[Start Listed records]
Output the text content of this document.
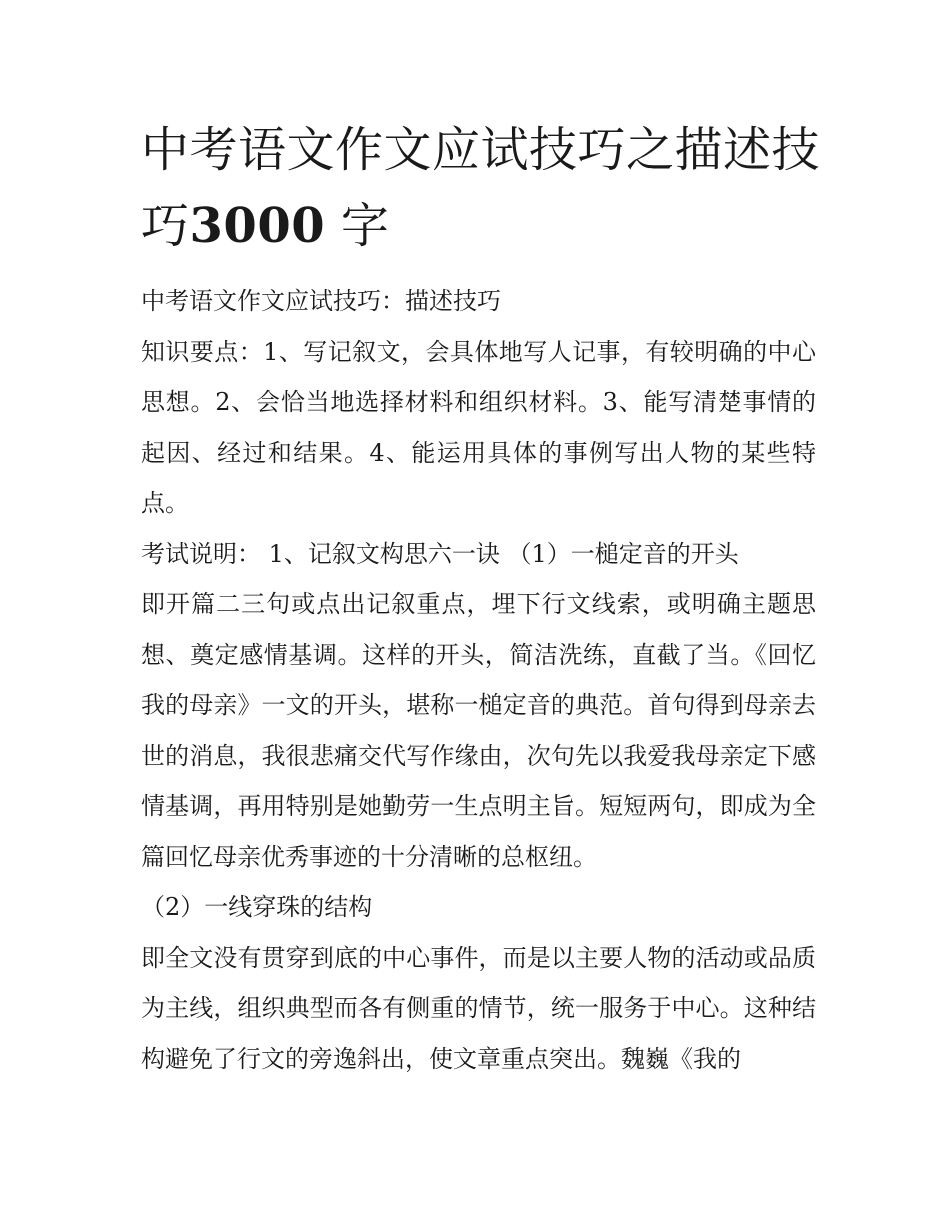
中考语文作文应试技巧之描述技巧3000 字

中考语文作文应试技巧：描述技巧

知识要点：1、写记叙文，会具体地写人记事，有较明确的中心思想。2、会恰当地选择材料和组织材料。3、能写清楚事情的起因、经过和结果。4、能运用具体的事例写出人物的某些特点。

考试说明： 1、记叙文构思六一诀 （1）一槌定音的开头

即开篇二三句或点出记叙重点，埋下行文线索，或明确主题思想、奠定感情基调。这样的开头，简洁洗练，直截了当。《回忆我的母亲》一文的开头，堪称一槌定音的典范。首句得到母亲去世的消息，我很悲痛交代写作缘由，次句先以我爱我母亲定下感情基调，再用特别是她勤劳一生点明主旨。短短两句，即成为全篇回忆母亲优秀事迹的十分清晰的总枢纽。

（2）一线穿珠的结构

即全文没有贯穿到底的中心事件，而是以主要人物的活动或品质为主线，组织典型而各有侧重的情节，统一服务于中心。这种结构避免了行文的旁逸斜出，使文章重点突出。魏巍《我的
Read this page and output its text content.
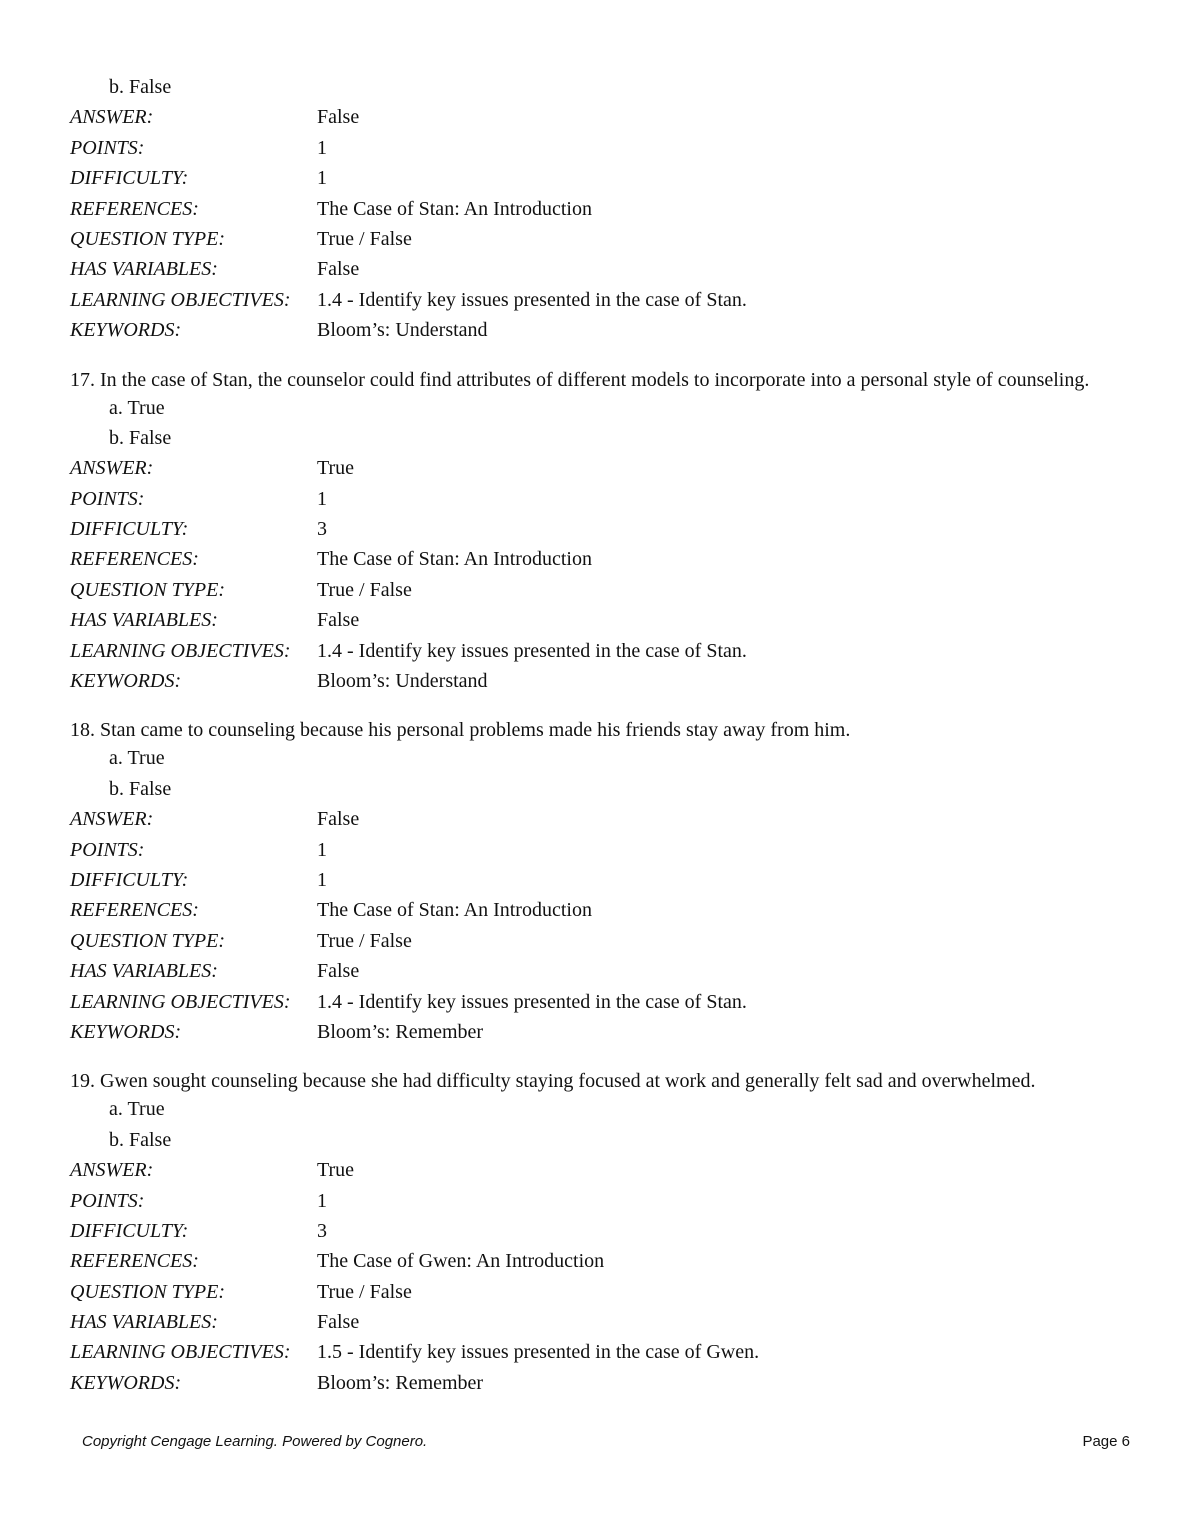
b. False
ANSWER:	False
POINTS:	1
DIFFICULTY:	1
REFERENCES:	The Case of Stan: An Introduction
QUESTION TYPE:	True / False
HAS VARIABLES:	False
LEARNING OBJECTIVES:	1.4 - Identify key issues presented in the case of Stan.
KEYWORDS:	Bloom’s: Understand
17. In the case of Stan, the counselor could find attributes of different models to incorporate into a personal style of counseling.
a. True
b. False
ANSWER:	True
POINTS:	1
DIFFICULTY:	3
REFERENCES:	The Case of Stan: An Introduction
QUESTION TYPE:	True / False
HAS VARIABLES:	False
LEARNING OBJECTIVES:	1.4 - Identify key issues presented in the case of Stan.
KEYWORDS:	Bloom’s: Understand
18. Stan came to counseling because his personal problems made his friends stay away from him.
a. True
b. False
ANSWER:	False
POINTS:	1
DIFFICULTY:	1
REFERENCES:	The Case of Stan: An Introduction
QUESTION TYPE:	True / False
HAS VARIABLES:	False
LEARNING OBJECTIVES:	1.4 - Identify key issues presented in the case of Stan.
KEYWORDS:	Bloom’s: Remember
19. Gwen sought counseling because she had difficulty staying focused at work and generally felt sad and overwhelmed.
a. True
b. False
ANSWER:	True
POINTS:	1
DIFFICULTY:	3
REFERENCES:	The Case of Gwen: An Introduction
QUESTION TYPE:	True / False
HAS VARIABLES:	False
LEARNING OBJECTIVES:	1.5 - Identify key issues presented in the case of Gwen.
KEYWORDS:	Bloom’s: Remember
Copyright Cengage Learning. Powered by Cognero.	Page 6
[End Listed records]
Objective — Return the material word for word. Pictures are not part of the copy.

Task output —
Output the text content of this document.
中考语文作文应试技巧之描述技巧3000 字

中考语文作文应试技巧：描述技巧

知识要点：1、写记叙文，会具体地写人记事，有较明确的中心思想。2、会恰当地选择材料和组织材料。3、能写清楚事情的起因、经过和结果。4、能运用具体的事例写出人物的某些特点。

考试说明： 1、记叙文构思六一诀 （1）一槌定音的开头

即开篇二三句或点出记叙重点，埋下行文线索，或明确主题思想、奠定感情基调。这样的开头，简洁洗练，直截了当。《回忆我的母亲》一文的开头，堪称一槌定音的典范。首句得到母亲去世的消息，我很悲痛交代写作缘由，次句先以我爱我母亲定下感情基调，再用特别是她勤劳一生点明主旨。短短两句，即成为全篇回忆母亲优秀事迹的十分清晰的总枢纽。

（2）一线穿珠的结构

即全文没有贯穿到底的中心事件，而是以主要人物的活动或品质为主线，组织典型而各有侧重的情节，统一服务于中心。这种结构避免了行文的旁逸斜出，使文章重点突出。魏巍《我的
Read this page and output its text content.
b. False
ANSWER:	False
POINTS:	1
DIFFICULTY:	1
REFERENCES:	The Case of Stan: An Introduction
QUESTION TYPE:	True / False
HAS VARIABLES:	False
LEARNING OBJECTIVES:	1.4 - Identify key issues presented in the case of Stan.
KEYWORDS:	Bloom’s: Understand
17. In the case of Stan, the counselor could find attributes of different models to incorporate into a personal style of counseling.
a. True
b. False
ANSWER:	True
POINTS:	1
DIFFICULTY:	3
REFERENCES:	The Case of Stan: An Introduction
QUESTION TYPE:	True / False
HAS VARIABLES:	False
LEARNING OBJECTIVES:	1.4 - Identify key issues presented in the case of Stan.
KEYWORDS:	Bloom’s: Understand
18. Stan came to counseling because his personal problems made his friends stay away from him.
a. True
b. False
ANSWER:	False
POINTS:	1
DIFFICULTY:	1
REFERENCES:	The Case of Stan: An Introduction
QUESTION TYPE:	True / False
HAS VARIABLES:	False
LEARNING OBJECTIVES:	1.4 - Identify key issues presented in the case of Stan.
KEYWORDS:	Bloom’s: Remember
19. Gwen sought counseling because she had difficulty staying focused at work and generally felt sad and overwhelmed.
a. True
b. False
ANSWER:	True
POINTS:	1
DIFFICULTY:	3
REFERENCES:	The Case of Gwen: An Introduction
QUESTION TYPE:	True / False
HAS VARIABLES:	False
LEARNING OBJECTIVES:	1.5 - Identify key issues presented in the case of Gwen.
KEYWORDS:	Bloom’s: Remember
Copyright Cengage Learning. Powered by Cognero.	Page 6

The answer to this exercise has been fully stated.